+++ Dataset content

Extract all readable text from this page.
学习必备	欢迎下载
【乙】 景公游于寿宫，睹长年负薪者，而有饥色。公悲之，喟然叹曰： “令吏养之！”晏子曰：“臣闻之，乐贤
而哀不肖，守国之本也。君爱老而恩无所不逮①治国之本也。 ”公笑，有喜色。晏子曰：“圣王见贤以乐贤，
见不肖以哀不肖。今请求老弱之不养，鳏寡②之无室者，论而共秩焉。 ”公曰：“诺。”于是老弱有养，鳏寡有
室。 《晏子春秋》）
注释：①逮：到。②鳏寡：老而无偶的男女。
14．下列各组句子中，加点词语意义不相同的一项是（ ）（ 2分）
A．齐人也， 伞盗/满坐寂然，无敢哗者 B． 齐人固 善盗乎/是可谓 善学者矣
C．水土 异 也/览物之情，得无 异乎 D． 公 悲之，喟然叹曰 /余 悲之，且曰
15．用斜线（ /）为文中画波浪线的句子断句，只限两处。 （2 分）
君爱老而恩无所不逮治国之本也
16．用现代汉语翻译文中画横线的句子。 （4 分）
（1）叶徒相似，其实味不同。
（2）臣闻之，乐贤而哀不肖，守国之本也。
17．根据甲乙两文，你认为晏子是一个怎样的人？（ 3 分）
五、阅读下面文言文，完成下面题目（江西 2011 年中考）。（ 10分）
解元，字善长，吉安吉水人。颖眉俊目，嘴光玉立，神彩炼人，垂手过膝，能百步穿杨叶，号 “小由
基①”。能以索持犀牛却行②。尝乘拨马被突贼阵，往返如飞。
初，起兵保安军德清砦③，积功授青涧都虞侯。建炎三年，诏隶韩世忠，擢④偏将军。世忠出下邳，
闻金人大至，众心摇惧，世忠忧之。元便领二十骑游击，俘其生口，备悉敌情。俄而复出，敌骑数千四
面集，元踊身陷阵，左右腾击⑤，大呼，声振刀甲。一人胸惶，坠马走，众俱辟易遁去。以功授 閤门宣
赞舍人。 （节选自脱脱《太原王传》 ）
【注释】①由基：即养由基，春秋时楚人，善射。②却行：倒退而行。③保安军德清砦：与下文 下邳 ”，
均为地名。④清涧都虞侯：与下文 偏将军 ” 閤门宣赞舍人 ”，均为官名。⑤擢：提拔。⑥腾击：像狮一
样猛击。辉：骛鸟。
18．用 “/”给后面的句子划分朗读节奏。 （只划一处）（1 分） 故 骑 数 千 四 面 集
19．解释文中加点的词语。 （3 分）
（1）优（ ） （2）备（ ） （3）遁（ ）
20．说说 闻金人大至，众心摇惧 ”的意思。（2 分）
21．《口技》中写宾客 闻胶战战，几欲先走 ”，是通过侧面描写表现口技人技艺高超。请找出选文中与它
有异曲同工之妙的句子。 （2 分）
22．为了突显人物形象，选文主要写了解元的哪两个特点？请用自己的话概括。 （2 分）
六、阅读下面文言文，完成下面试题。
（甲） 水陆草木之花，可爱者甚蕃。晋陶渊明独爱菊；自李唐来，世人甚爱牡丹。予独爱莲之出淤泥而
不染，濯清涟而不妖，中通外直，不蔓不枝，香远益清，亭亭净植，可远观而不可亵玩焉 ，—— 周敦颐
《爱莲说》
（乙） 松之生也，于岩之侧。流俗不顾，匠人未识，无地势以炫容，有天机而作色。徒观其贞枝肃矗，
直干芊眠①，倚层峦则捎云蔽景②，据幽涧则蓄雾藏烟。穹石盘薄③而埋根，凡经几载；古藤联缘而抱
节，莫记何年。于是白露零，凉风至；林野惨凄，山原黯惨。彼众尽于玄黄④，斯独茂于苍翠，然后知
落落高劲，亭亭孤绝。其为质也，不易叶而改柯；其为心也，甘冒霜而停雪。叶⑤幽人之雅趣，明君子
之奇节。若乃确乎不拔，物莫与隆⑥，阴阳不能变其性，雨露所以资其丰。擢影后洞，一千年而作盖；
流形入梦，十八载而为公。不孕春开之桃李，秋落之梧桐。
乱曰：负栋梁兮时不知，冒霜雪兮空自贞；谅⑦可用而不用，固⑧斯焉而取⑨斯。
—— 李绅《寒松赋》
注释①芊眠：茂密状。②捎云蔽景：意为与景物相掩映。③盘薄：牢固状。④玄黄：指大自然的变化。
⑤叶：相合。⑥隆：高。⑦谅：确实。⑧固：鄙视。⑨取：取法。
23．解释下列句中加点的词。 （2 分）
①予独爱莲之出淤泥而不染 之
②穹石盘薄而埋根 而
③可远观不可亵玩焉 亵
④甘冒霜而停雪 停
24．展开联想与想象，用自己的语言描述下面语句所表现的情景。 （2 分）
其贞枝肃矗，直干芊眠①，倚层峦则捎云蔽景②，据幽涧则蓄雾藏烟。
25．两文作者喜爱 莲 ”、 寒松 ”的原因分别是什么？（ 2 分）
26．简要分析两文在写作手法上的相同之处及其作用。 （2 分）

++++++

→ Task brief
Show every line where the string "闻金人大至" appears.

→ Reply to the task
闻金人大至，众心摇惧，世忠忧之。元便领二十骑游击，俘其生口，备悉敌情。俄而复出，敌骑数千四
20．说说 闻金人大至，众心摇惧 ”的意思。（2 分）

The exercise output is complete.